DATASET EXTRACT:
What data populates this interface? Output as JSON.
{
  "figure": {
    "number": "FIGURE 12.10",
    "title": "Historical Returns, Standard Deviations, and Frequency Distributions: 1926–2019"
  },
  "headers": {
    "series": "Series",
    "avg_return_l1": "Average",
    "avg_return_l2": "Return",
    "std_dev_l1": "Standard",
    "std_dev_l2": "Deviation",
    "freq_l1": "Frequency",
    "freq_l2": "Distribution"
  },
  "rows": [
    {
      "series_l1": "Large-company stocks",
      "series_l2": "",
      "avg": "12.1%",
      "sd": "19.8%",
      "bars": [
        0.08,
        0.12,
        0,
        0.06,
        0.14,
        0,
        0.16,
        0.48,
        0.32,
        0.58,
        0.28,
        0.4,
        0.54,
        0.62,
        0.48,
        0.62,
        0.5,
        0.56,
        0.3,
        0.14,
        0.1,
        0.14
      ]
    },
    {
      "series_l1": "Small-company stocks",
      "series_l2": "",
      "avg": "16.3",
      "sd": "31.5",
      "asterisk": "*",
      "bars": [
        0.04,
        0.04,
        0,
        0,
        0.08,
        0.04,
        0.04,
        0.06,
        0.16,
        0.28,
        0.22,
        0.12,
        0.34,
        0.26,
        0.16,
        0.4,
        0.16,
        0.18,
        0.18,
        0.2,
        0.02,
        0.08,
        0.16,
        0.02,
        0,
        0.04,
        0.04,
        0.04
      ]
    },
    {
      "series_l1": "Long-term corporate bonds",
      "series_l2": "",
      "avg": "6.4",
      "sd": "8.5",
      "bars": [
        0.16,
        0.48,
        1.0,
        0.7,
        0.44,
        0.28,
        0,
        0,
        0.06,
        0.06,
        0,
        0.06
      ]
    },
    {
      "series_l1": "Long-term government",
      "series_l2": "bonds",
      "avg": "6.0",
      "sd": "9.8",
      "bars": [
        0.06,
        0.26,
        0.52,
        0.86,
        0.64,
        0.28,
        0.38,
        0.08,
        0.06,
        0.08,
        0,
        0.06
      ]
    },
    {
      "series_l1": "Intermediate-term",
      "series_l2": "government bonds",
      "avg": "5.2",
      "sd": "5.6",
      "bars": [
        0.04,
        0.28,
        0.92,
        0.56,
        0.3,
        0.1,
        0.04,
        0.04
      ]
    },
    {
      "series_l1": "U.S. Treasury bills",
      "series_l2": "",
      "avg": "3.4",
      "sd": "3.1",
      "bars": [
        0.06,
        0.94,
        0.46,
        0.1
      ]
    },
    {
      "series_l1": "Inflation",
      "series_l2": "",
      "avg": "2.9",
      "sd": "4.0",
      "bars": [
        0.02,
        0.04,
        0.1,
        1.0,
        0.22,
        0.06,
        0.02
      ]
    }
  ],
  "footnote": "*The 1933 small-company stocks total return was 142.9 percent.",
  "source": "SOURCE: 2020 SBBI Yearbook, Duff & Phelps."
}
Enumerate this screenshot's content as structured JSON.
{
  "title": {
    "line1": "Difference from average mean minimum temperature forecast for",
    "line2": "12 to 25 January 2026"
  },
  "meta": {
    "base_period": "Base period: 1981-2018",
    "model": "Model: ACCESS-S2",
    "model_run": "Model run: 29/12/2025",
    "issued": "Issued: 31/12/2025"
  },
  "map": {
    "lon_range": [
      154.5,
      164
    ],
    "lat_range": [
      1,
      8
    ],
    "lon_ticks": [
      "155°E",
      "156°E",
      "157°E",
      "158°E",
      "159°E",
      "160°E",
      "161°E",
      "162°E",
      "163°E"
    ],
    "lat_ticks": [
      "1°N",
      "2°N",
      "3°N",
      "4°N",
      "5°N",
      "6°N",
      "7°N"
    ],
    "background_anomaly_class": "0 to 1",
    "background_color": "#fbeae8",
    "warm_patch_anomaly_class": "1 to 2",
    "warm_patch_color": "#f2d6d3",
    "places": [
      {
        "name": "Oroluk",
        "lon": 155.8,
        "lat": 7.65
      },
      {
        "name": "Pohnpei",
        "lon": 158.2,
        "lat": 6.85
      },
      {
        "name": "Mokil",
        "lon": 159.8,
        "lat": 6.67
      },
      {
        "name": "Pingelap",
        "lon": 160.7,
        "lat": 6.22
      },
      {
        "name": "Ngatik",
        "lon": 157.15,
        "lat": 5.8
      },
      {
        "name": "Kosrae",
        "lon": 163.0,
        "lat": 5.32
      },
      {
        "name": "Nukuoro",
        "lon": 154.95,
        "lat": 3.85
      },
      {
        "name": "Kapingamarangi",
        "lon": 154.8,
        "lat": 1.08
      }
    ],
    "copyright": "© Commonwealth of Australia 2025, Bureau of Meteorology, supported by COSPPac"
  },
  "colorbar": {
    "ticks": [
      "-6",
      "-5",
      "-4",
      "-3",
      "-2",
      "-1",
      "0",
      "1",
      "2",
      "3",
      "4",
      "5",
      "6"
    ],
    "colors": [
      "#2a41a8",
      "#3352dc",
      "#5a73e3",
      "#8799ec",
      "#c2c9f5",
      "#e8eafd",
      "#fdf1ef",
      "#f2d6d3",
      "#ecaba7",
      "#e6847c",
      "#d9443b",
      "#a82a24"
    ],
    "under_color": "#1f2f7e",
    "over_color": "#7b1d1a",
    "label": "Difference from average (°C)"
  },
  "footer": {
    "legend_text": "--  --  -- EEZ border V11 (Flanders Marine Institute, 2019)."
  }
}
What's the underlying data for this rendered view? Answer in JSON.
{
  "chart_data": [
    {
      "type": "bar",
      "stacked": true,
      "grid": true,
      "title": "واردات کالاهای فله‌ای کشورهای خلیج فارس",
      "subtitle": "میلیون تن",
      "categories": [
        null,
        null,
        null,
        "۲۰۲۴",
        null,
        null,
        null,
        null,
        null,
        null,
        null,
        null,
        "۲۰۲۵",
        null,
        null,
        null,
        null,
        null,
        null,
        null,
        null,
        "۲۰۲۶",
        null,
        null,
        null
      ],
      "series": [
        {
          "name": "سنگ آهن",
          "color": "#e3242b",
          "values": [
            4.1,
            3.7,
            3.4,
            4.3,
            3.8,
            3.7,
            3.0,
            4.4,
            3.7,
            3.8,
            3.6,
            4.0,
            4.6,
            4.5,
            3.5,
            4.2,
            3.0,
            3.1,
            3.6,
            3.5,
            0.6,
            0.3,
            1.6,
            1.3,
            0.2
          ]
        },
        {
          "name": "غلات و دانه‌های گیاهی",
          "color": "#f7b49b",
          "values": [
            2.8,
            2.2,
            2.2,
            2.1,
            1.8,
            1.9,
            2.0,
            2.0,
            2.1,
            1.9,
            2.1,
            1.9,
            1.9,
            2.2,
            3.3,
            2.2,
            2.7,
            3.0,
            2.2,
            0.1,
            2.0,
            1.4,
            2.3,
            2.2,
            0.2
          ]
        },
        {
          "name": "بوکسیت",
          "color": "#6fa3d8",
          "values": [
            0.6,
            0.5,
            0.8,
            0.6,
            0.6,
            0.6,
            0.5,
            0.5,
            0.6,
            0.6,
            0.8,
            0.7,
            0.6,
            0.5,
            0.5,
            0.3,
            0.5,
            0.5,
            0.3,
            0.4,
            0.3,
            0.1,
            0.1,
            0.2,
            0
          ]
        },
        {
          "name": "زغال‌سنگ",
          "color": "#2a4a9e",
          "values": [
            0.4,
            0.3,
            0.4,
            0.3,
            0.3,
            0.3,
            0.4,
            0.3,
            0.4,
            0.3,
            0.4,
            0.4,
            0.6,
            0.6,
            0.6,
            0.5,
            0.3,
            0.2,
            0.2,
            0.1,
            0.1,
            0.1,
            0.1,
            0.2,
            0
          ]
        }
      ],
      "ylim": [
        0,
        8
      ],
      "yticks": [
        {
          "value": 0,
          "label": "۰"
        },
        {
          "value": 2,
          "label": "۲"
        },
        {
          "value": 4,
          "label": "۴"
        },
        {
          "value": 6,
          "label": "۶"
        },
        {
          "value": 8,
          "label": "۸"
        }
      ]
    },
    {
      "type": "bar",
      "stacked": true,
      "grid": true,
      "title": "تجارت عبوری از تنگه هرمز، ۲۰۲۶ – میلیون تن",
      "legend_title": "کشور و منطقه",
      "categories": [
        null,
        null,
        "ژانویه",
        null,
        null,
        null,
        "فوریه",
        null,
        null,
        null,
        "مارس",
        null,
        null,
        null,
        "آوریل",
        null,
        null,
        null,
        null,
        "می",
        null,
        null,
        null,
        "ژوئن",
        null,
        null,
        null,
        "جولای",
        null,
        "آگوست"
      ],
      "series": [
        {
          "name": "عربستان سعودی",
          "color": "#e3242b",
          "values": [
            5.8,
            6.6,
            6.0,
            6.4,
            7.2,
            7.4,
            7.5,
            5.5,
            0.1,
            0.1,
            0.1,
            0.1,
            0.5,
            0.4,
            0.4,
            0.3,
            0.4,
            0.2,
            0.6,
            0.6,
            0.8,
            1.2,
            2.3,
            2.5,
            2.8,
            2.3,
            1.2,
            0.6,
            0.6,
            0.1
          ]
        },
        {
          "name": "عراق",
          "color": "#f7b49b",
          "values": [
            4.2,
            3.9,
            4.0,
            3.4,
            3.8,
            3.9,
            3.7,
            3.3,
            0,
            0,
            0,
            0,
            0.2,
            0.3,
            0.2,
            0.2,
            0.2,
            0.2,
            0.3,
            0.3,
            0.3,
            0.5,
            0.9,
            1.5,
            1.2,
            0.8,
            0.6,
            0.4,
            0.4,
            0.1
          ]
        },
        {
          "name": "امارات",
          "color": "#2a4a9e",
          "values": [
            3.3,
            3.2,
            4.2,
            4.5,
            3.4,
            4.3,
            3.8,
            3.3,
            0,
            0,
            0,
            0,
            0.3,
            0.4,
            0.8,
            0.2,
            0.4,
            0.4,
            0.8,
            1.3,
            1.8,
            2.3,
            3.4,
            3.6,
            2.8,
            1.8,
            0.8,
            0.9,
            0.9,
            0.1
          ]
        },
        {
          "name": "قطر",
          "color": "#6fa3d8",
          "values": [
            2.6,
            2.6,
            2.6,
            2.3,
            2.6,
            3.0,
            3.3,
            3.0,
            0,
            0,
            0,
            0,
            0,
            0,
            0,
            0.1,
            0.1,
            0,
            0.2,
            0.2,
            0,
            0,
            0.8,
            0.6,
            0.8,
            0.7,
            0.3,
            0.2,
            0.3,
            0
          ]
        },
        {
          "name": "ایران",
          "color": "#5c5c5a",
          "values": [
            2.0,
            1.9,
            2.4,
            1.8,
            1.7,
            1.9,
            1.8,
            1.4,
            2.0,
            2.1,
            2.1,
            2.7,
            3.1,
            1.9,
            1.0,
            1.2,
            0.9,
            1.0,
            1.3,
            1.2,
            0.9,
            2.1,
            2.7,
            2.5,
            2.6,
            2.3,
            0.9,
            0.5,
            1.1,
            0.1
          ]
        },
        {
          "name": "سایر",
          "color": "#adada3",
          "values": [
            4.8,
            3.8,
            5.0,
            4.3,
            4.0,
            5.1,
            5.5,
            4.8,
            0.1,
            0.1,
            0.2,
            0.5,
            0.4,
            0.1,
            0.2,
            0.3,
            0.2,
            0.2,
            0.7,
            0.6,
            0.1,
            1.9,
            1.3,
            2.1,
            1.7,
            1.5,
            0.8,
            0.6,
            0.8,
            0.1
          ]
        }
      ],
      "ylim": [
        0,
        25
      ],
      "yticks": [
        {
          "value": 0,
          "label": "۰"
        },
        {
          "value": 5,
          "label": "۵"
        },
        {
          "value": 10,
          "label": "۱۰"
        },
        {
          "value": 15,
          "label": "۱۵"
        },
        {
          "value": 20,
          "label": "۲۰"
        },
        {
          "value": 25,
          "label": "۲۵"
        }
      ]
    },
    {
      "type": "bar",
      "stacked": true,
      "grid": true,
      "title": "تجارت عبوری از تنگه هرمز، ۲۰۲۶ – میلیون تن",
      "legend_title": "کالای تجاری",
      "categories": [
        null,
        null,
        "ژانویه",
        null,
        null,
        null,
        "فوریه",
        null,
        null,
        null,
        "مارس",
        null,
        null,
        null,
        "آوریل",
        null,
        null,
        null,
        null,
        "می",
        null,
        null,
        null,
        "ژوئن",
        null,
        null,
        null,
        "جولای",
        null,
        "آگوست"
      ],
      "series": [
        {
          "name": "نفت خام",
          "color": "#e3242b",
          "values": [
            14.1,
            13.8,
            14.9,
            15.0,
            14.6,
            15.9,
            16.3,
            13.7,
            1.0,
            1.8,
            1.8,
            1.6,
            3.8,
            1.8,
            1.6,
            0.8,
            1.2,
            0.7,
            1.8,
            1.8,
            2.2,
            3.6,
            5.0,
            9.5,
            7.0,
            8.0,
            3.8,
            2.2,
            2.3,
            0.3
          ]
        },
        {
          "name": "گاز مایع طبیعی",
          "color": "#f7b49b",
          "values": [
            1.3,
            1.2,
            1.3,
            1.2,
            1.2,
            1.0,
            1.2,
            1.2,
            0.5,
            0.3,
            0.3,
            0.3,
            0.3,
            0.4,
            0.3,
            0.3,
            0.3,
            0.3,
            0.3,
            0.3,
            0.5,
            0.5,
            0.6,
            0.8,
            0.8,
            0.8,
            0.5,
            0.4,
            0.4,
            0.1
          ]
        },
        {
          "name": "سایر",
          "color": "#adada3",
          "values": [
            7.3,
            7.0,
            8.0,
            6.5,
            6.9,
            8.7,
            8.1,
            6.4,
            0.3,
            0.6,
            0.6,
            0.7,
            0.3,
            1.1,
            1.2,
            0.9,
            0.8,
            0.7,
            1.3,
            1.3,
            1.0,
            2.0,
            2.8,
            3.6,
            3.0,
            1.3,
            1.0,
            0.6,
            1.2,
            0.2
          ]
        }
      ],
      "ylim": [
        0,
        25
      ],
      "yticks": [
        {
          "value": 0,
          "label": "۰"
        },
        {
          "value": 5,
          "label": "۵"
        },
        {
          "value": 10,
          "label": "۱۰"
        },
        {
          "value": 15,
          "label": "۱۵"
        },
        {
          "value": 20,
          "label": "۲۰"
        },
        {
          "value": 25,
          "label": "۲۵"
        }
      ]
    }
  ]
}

WHAT THE TASK ASKS:
Copy every line from the entries that contains the word "bonds".

FULL SOLUTION:
      "series_l1": "Long-term corporate bonds",
      "series_l2": "bonds",
      "series_l2": "government bonds",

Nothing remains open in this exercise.